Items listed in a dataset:
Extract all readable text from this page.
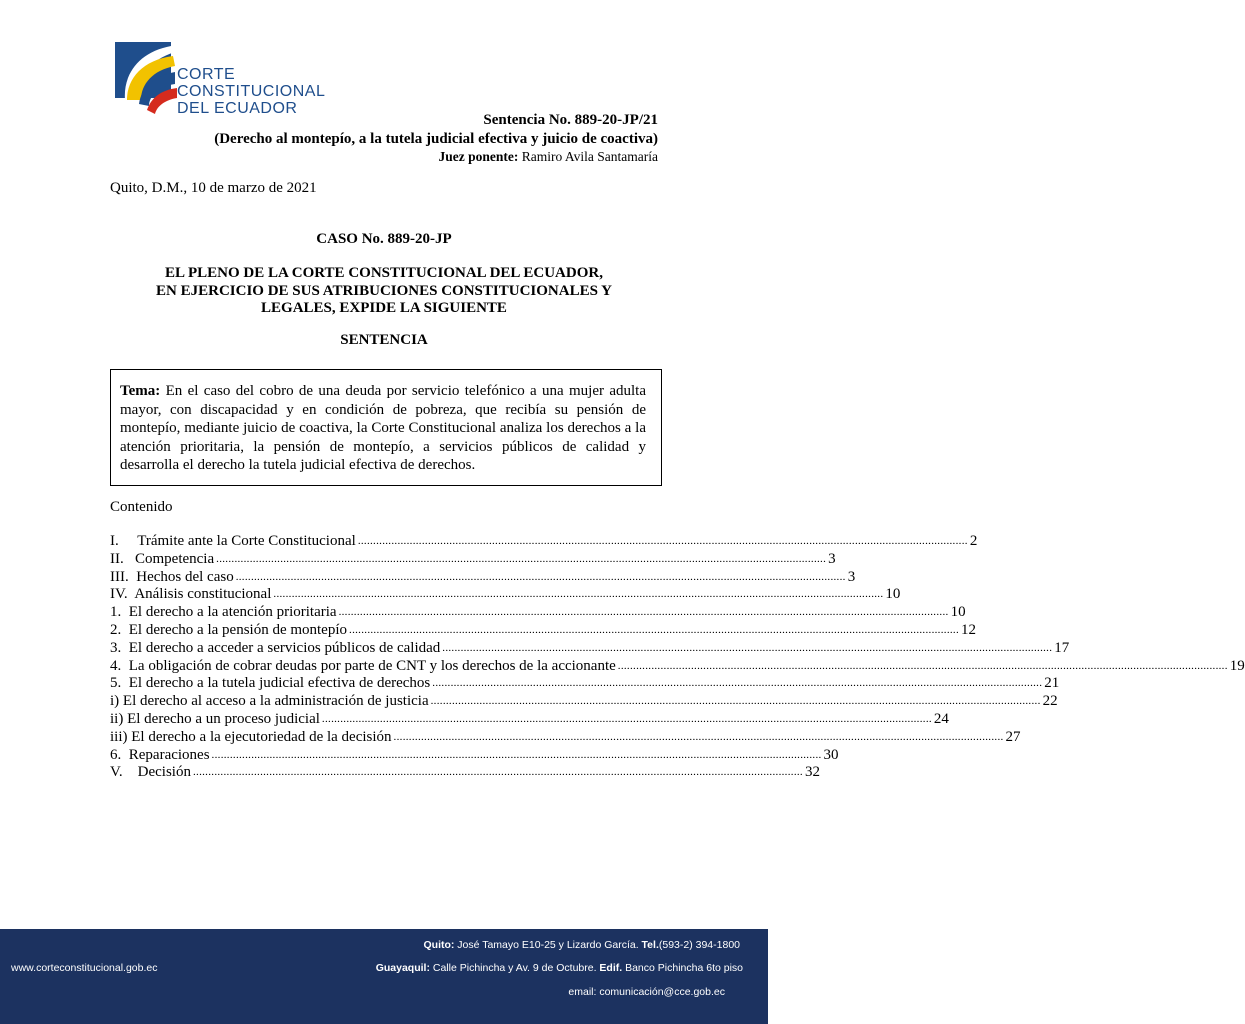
CORTE
CONSTITUCIONAL
DEL ECUADOR
Sentencia No. 889-20-JP/21
(Derecho al montepío, a la tutela judicial efectiva y juicio de coactiva)
Juez ponente: Ramiro Avila Santamaría
Quito, D.M., 10 de marzo de 2021
CASO No. 889-20-JP
EL PLENO DE LA CORTE CONSTITUCIONAL DEL ECUADOR,
EN EJERCICIO DE SUS ATRIBUCIONES CONSTITUCIONALES Y
LEGALES, EXPIDE LA SIGUIENTE
SENTENCIA
Tema: En el caso del cobro de una deuda por servicio telefónico a una mujer adulta mayor, con discapacidad y en condición de pobreza, que recibía su pensión de montepío, mediante juicio de coactiva, la Corte Constitucional analiza los derechos a la atención prioritaria, la pensión de montepío, a servicios públicos de calidad y desarrolla el derecho la tutela judicial efectiva de derechos.
Contenido
I.     Trámite ante la Corte Constitucional ........................................................................................................................................................................................................ 2
II.   Competencia ........................................................................................................................................................................................................ 3
III.  Hechos del caso ........................................................................................................................................................................................................ 3
IV.  Análisis constitucional ........................................................................................................................................................................................................ 10
1.  El derecho a la atención prioritaria ........................................................................................................................................................................................................ 10
2.  El derecho a la pensión de montepío ........................................................................................................................................................................................................ 12
3.  El derecho a acceder a servicios públicos de calidad ........................................................................................................................................................................................................ 17
4.  La obligación de cobrar deudas por parte de CNT y los derechos de la accionante ........................................................................................................................................................................................................ 19
5.  El derecho a la tutela judicial efectiva de derechos ........................................................................................................................................................................................................ 21
i) El derecho al acceso a la administración de justicia ........................................................................................................................................................................................................ 22
ii) El derecho a un proceso judicial ........................................................................................................................................................................................................ 24
iii) El derecho a la ejecutoriedad de la decisión ........................................................................................................................................................................................................ 27
6.  Reparaciones ........................................................................................................................................................................................................ 30
V.    Decisión ........................................................................................................................................................................................................ 32
Quito: José Tamayo E10-25 y Lizardo García. Tel.(593-2) 394-1800
www.corteconstitucional.gob.ec	Guayaquil: Calle Pichincha y Av. 9 de Octubre. Edif. Banco Pichincha 6to piso
email: comunicación@cce.gob.ec
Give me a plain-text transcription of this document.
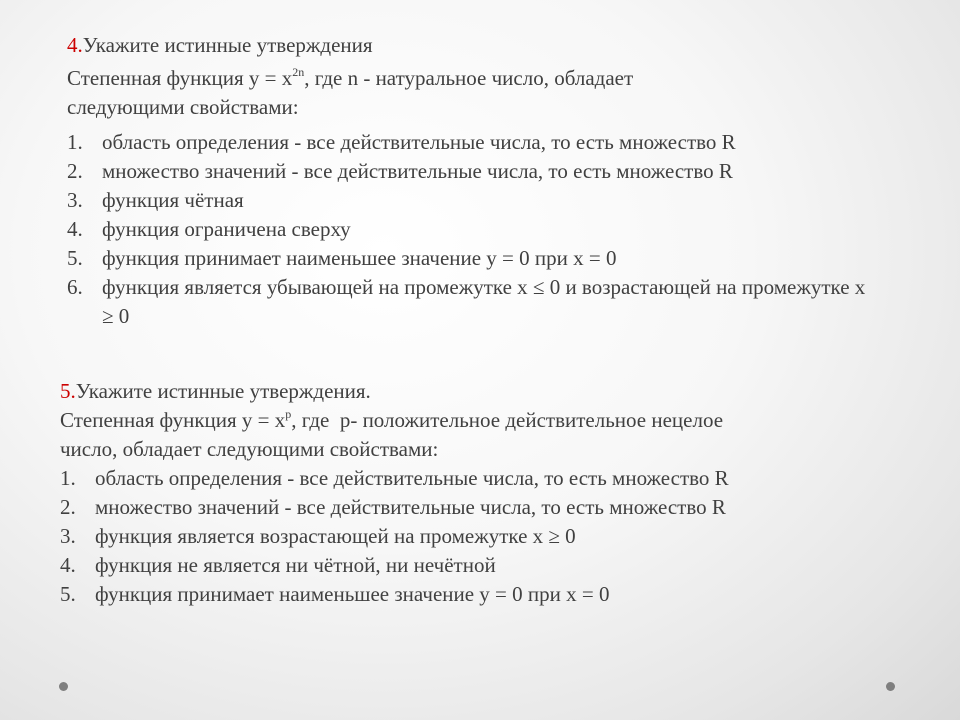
4.Укажите истинные утверждения
Степенная функция $y = x^{2n}$, где n - натуральное число, обладает
следующими свойствами:
1. область определения - все действительные числа, то есть множество R
2. множество значений - все действительные числа, то есть множество R
3. функция чётная
4. функция ограничена сверху
5. функция принимает наименьшее значение y = 0 при x = 0
6. функция является убывающей на промежутке x ≤ 0 и возрастающей на промежутке x ≥ 0
5.Укажите истинные утверждения.
Степенная функция $y = x^p$, где  p- положительное действительное нецелое
число, обладает следующими свойствами:
1. область определения - все действительные числа, то есть множество R
2. множество значений - все действительные числа, то есть множество R
3. функция является возрастающей на промежутке x ≥ 0
4. функция не является ни чётной, ни нечётной
5. функция принимает наименьшее значение y = 0 при x = 0
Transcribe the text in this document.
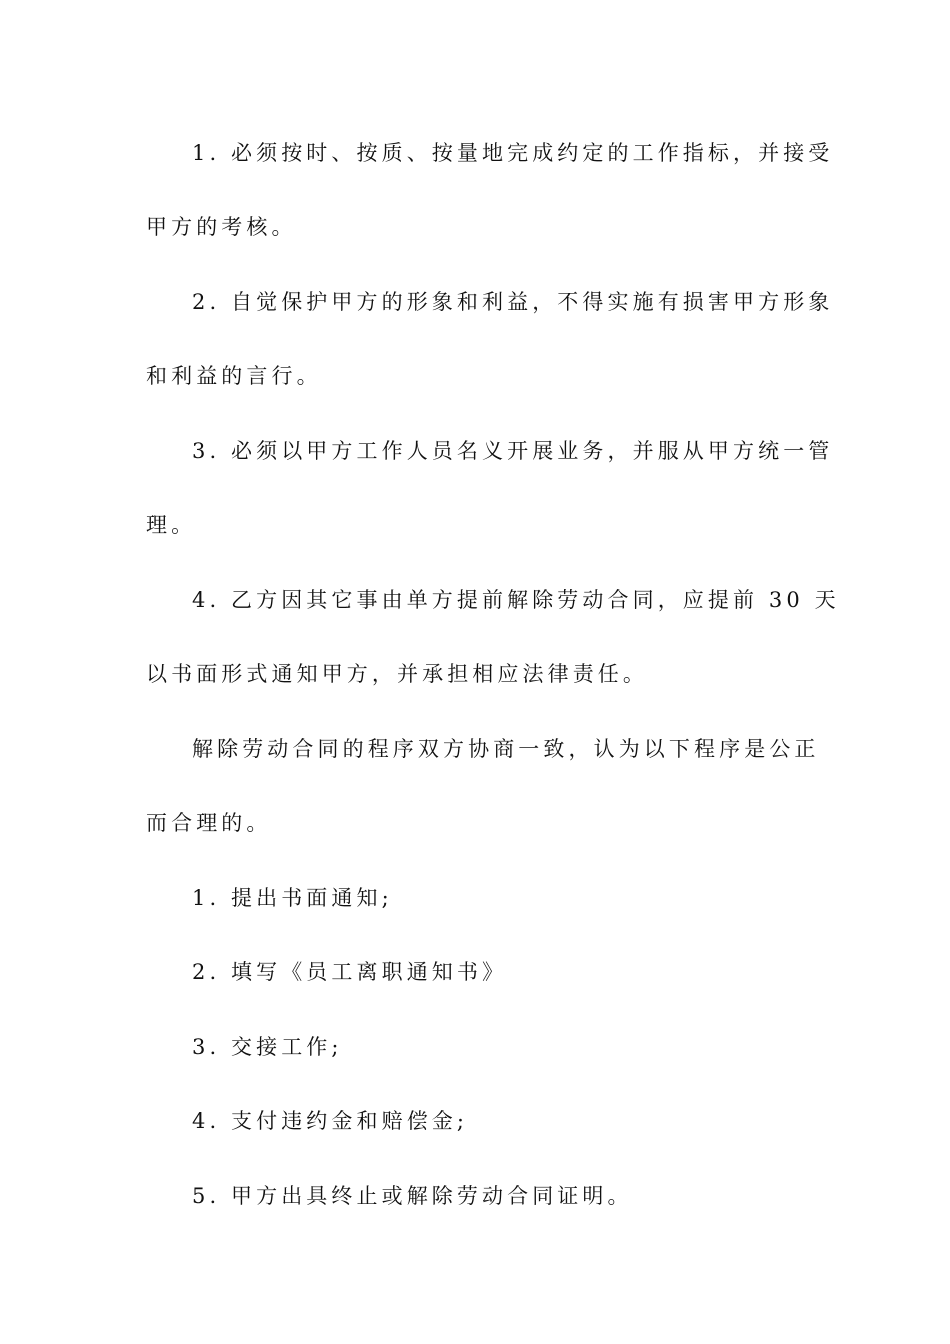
1. 必须按时、按质、按量地完成约定的工作指标，并接受

甲方的考核。

2. 自觉保护甲方的形象和利益，不得实施有损害甲方形象

和利益的言行。

3. 必须以甲方工作人员名义开展业务，并服从甲方统一管

理。

4. 乙方因其它事由单方提前解除劳动合同，应提前 30 天

以书面形式通知甲方，并承担相应法律责任。

解除劳动合同的程序双方协商一致，认为以下程序是公正

而合理的。

1. 提出书面通知;

2. 填写《员工离职通知书》

3. 交接工作;

4. 支付违约金和赔偿金;

5. 甲方出具终止或解除劳动合同证明。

* _What this task involves_: Go through the records and copy each line with "atención" in it.

* _Result for this exercise_:
Tema: En el caso del cobro de una deuda por servicio telefónico a una mujer adulta mayor, con discapacidad y en condición de pobreza, que recibía su pensión de montepío, mediante juicio de coactiva, la Corte Constitucional analiza los derechos a la atención prioritaria, la pensión de montepío, a servicios públicos de calidad y desarrolla el derecho la tutela judicial efectiva de derechos.
1.  El derecho a la atención prioritaria ........................................................................................................................................................................................................ 10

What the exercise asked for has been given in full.